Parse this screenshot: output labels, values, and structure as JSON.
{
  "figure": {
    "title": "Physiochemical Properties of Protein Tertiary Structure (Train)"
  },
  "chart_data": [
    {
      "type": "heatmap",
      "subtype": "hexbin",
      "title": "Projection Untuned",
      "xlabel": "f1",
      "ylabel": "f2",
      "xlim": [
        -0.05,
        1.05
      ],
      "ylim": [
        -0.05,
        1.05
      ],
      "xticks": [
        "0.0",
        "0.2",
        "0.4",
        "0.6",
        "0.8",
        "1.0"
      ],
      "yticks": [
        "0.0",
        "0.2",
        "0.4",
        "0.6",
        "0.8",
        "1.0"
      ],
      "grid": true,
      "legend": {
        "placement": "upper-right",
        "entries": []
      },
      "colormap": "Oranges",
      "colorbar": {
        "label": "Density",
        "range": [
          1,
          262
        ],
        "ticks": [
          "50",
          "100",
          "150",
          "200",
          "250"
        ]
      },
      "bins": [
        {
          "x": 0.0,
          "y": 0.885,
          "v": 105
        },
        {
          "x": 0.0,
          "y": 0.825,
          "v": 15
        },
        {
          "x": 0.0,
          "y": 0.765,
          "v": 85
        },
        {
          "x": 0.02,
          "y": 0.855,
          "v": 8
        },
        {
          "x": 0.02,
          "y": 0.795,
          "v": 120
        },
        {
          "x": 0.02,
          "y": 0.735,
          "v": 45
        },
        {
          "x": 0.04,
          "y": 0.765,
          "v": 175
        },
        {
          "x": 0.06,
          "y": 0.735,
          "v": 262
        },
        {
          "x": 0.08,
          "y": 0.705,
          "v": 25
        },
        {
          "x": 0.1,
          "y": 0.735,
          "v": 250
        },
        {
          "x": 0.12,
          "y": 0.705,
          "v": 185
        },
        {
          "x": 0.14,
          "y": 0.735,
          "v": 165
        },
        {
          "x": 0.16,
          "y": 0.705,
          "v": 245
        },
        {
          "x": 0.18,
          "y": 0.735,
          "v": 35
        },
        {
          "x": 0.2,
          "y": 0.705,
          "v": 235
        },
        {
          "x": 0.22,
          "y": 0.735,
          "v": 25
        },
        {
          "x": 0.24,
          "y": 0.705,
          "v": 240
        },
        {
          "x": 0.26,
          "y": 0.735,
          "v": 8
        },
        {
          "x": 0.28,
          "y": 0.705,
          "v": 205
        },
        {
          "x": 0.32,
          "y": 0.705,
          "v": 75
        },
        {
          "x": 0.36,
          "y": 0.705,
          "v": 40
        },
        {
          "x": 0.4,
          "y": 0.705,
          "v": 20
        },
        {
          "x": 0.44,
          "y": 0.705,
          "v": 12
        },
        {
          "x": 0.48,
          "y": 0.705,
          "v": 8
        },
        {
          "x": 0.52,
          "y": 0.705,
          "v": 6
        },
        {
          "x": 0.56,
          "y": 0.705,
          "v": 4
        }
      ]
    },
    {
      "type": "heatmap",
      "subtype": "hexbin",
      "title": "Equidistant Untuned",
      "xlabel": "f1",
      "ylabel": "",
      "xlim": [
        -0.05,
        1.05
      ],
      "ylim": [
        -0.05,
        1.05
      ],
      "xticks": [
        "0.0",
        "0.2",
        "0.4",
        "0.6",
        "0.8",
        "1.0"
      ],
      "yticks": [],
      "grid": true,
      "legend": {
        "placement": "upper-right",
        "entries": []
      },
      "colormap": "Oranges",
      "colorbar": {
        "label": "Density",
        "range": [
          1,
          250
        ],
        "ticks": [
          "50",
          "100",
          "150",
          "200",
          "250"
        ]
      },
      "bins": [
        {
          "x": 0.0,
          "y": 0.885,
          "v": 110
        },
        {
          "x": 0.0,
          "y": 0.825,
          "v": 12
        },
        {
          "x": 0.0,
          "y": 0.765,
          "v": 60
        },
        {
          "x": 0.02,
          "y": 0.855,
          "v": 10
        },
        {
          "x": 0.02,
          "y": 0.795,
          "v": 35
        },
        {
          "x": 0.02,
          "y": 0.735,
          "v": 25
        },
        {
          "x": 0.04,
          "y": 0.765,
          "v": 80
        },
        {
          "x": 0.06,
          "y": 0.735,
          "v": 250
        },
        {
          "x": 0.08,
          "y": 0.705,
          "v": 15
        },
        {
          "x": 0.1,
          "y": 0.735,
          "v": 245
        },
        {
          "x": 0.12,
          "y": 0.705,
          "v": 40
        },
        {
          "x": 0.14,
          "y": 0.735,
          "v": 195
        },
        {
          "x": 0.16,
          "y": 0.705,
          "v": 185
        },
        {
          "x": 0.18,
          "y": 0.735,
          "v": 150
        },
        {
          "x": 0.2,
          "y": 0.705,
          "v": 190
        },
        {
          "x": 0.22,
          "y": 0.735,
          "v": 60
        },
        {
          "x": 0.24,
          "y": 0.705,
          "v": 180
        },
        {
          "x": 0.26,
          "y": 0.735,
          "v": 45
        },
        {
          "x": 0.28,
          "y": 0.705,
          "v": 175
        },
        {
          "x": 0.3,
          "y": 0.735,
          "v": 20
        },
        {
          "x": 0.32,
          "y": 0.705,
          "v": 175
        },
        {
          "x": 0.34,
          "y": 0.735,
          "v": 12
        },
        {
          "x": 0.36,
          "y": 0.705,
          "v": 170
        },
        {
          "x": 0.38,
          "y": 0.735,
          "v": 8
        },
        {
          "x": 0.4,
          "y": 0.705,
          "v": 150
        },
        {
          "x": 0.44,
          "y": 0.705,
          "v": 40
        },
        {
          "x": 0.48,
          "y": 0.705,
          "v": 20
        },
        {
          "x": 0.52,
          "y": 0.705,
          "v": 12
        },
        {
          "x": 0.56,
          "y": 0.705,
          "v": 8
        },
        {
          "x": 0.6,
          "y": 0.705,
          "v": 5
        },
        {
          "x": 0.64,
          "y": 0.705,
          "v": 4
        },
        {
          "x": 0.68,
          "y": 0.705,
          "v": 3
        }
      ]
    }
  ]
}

# # # #

What the task requires -
In full and without alteration, write out the data above.

Answer section -
Parse this screenshot: output labels, values, and structure as JSON.
{
  "figure": {
    "title": "Physiochemical Properties of Protein Tertiary Structure (Train)"
  },
  "chart_data": [
    {
      "type": "heatmap",
      "subtype": "hexbin",
      "title": "Projection Untuned",
      "xlabel": "f1",
      "ylabel": "f2",
      "xlim": [
        -0.05,
        1.05
      ],
      "ylim": [
        -0.05,
        1.05
      ],
      "xticks": [
        "0.0",
        "0.2",
        "0.4",
        "0.6",
        "0.8",
        "1.0"
      ],
      "yticks": [
        "0.0",
        "0.2",
        "0.4",
        "0.6",
        "0.8",
        "1.0"
      ],
      "grid": true,
      "legend": {
        "placement": "upper-right",
        "entries": []
      },
      "colormap": "Oranges",
      "colorbar": {
        "label": "Density",
        "range": [
          1,
          262
        ],
        "ticks": [
          "50",
          "100",
          "150",
          "200",
          "250"
        ]
      },
      "bins": [
        {
          "x": 0.0,
          "y": 0.885,
          "v": 105
        },
        {
          "x": 0.0,
          "y": 0.825,
          "v": 15
        },
        {
          "x": 0.0,
          "y": 0.765,
          "v": 85
        },
        {
          "x": 0.02,
          "y": 0.855,
          "v": 8
        },
        {
          "x": 0.02,
          "y": 0.795,
          "v": 120
        },
        {
          "x": 0.02,
          "y": 0.735,
          "v": 45
        },
        {
          "x": 0.04,
          "y": 0.765,
          "v": 175
        },
        {
          "x": 0.06,
          "y": 0.735,
          "v": 262
        },
        {
          "x": 0.08,
          "y": 0.705,
          "v": 25
        },
        {
          "x": 0.1,
          "y": 0.735,
          "v": 250
        },
        {
          "x": 0.12,
          "y": 0.705,
          "v": 185
        },
        {
          "x": 0.14,
          "y": 0.735,
          "v": 165
        },
        {
          "x": 0.16,
          "y": 0.705,
          "v": 245
        },
        {
          "x": 0.18,
          "y": 0.735,
          "v": 35
        },
        {
          "x": 0.2,
          "y": 0.705,
          "v": 235
        },
        {
          "x": 0.22,
          "y": 0.735,
          "v": 25
        },
        {
          "x": 0.24,
          "y": 0.705,
          "v": 240
        },
        {
          "x": 0.26,
          "y": 0.735,
          "v": 8
        },
        {
          "x": 0.28,
          "y": 0.705,
          "v": 205
        },
        {
          "x": 0.32,
          "y": 0.705,
          "v": 75
        },
        {
          "x": 0.36,
          "y": 0.705,
          "v": 40
        },
        {
          "x": 0.4,
          "y": 0.705,
          "v": 20
        },
        {
          "x": 0.44,
          "y": 0.705,
          "v": 12
        },
        {
          "x": 0.48,
          "y": 0.705,
          "v": 8
        },
        {
          "x": 0.52,
          "y": 0.705,
          "v": 6
        },
        {
          "x": 0.56,
          "y": 0.705,
          "v": 4
        }
      ]
    },
    {
      "type": "heatmap",
      "subtype": "hexbin",
      "title": "Equidistant Untuned",
      "xlabel": "f1",
      "ylabel": "",
      "xlim": [
        -0.05,
        1.05
      ],
      "ylim": [
        -0.05,
        1.05
      ],
      "xticks": [
        "0.0",
        "0.2",
        "0.4",
        "0.6",
        "0.8",
        "1.0"
      ],
      "yticks": [],
      "grid": true,
      "legend": {
        "placement": "upper-right",
        "entries": []
      },
      "colormap": "Oranges",
      "colorbar": {
        "label": "Density",
        "range": [
          1,
          250
        ],
        "ticks": [
          "50",
          "100",
          "150",
          "200",
          "250"
        ]
      },
      "bins": [
        {
          "x": 0.0,
          "y": 0.885,
          "v": 110
        },
        {
          "x": 0.0,
          "y": 0.825,
          "v": 12
        },
        {
          "x": 0.0,
          "y": 0.765,
          "v": 60
        },
        {
          "x": 0.02,
          "y": 0.855,
          "v": 10
        },
        {
          "x": 0.02,
          "y": 0.795,
          "v": 35
        },
        {
          "x": 0.02,
          "y": 0.735,
          "v": 25
        },
        {
          "x": 0.04,
          "y": 0.765,
          "v": 80
        },
        {
          "x": 0.06,
          "y": 0.735,
          "v": 250
        },
        {
          "x": 0.08,
          "y": 0.705,
          "v": 15
        },
        {
          "x": 0.1,
          "y": 0.735,
          "v": 245
        },
        {
          "x": 0.12,
          "y": 0.705,
          "v": 40
        },
        {
          "x": 0.14,
          "y": 0.735,
          "v": 195
        },
        {
          "x": 0.16,
          "y": 0.705,
          "v": 185
        },
        {
          "x": 0.18,
          "y": 0.735,
          "v": 150
        },
        {
          "x": 0.2,
          "y": 0.705,
          "v": 190
        },
        {
          "x": 0.22,
          "y": 0.735,
          "v": 60
        },
        {
          "x": 0.24,
          "y": 0.705,
          "v": 180
        },
        {
          "x": 0.26,
          "y": 0.735,
          "v": 45
        },
        {
          "x": 0.28,
          "y": 0.705,
          "v": 175
        },
        {
          "x": 0.3,
          "y": 0.735,
          "v": 20
        },
        {
          "x": 0.32,
          "y": 0.705,
          "v": 175
        },
        {
          "x": 0.34,
          "y": 0.735,
          "v": 12
        },
        {
          "x": 0.36,
          "y": 0.705,
          "v": 170
        },
        {
          "x": 0.38,
          "y": 0.735,
          "v": 8
        },
        {
          "x": 0.4,
          "y": 0.705,
          "v": 150
        },
        {
          "x": 0.44,
          "y": 0.705,
          "v": 40
        },
        {
          "x": 0.48,
          "y": 0.705,
          "v": 20
        },
        {
          "x": 0.52,
          "y": 0.705,
          "v": 12
        },
        {
          "x": 0.56,
          "y": 0.705,
          "v": 8
        },
        {
          "x": 0.6,
          "y": 0.705,
          "v": 5
        },
        {
          "x": 0.64,
          "y": 0.705,
          "v": 4
        },
        {
          "x": 0.68,
          "y": 0.705,
          "v": 3
        }
      ]
    }
  ]
}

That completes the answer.